GIVEN REQUEST -
Wherever a line holds the word "sopimusten", copy that line out.

DATA EXCERPTS -

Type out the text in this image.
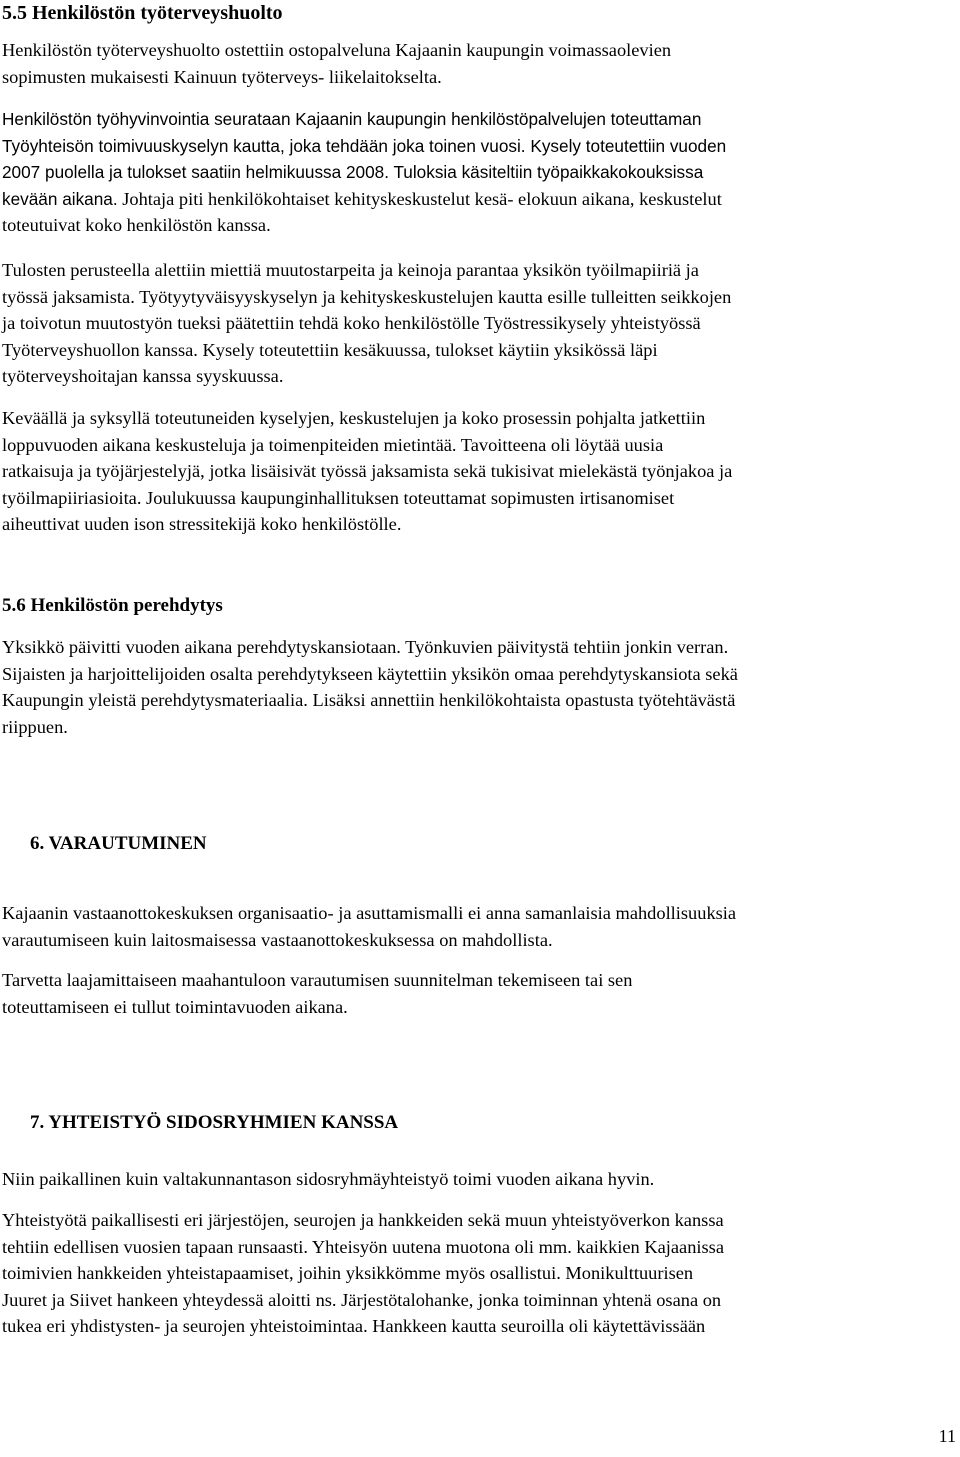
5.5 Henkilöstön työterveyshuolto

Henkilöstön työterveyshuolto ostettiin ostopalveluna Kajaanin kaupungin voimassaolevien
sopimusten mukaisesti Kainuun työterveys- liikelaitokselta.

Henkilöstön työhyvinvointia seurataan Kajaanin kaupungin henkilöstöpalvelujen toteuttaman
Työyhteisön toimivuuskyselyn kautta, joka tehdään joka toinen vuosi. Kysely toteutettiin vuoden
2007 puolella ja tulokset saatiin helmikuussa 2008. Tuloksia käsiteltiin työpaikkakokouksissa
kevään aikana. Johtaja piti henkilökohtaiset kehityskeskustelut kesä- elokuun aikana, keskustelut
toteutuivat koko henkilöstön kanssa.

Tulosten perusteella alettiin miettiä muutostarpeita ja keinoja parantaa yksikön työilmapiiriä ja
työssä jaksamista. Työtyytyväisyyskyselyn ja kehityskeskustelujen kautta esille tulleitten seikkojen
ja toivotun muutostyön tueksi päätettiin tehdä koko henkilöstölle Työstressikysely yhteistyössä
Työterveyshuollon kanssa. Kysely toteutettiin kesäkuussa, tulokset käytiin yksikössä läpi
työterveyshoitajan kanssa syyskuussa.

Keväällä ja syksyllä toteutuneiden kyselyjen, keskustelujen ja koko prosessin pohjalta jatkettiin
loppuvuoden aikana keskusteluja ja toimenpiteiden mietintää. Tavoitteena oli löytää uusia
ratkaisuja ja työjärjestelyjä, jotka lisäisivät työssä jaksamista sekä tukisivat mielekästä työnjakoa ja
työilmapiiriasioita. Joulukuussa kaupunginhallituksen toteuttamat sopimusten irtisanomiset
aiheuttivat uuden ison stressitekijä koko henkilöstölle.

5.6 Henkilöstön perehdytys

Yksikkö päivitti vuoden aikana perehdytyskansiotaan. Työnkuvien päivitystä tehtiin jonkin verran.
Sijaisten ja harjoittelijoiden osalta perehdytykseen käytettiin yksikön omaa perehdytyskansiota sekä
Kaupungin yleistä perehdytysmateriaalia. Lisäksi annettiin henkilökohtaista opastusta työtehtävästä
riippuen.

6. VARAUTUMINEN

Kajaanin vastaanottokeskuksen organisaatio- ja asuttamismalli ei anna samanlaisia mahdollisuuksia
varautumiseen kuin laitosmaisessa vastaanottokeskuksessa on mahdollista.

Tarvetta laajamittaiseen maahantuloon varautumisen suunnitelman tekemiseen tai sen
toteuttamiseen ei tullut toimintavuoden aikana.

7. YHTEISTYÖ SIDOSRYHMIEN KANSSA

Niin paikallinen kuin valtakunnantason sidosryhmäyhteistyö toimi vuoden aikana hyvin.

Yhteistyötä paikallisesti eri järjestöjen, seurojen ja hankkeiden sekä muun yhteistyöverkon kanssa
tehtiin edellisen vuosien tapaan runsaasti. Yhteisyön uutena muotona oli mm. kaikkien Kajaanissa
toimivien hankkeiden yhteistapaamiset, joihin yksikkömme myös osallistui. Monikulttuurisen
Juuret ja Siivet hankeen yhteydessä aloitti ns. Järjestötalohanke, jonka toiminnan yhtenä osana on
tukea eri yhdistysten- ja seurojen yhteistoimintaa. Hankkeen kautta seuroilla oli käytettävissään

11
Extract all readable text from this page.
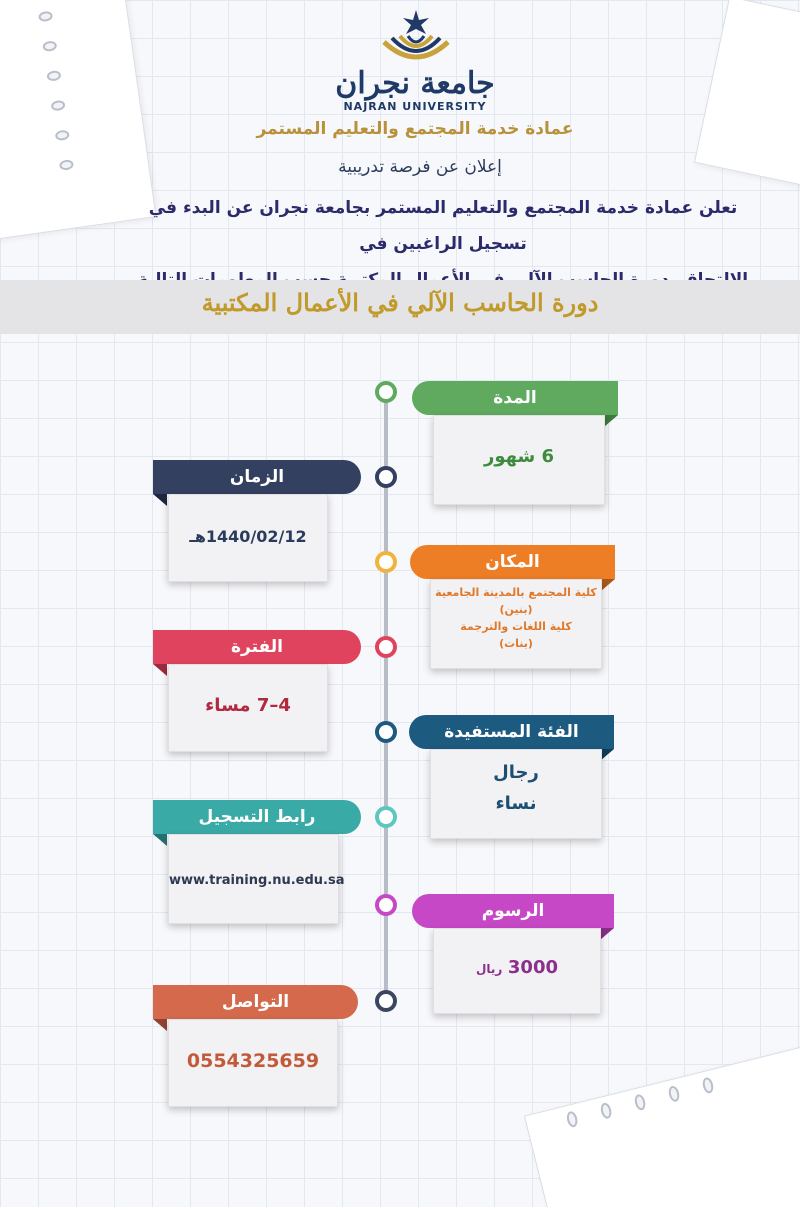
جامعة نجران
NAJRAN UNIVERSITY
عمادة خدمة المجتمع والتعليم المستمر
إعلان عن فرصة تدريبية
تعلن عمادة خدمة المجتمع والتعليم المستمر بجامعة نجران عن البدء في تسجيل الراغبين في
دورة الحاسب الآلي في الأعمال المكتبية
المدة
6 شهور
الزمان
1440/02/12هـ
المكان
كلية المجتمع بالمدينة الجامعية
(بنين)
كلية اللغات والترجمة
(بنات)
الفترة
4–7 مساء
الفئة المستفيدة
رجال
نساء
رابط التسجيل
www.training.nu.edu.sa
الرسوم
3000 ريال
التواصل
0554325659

RESPONSE -
sopimusten mukaisesti Kainuun työterveys- liikelaitokselta.
työilmapiiriasioita. Joulukuussa kaupunginhallituksen toteuttamat sopimusten irtisanomiset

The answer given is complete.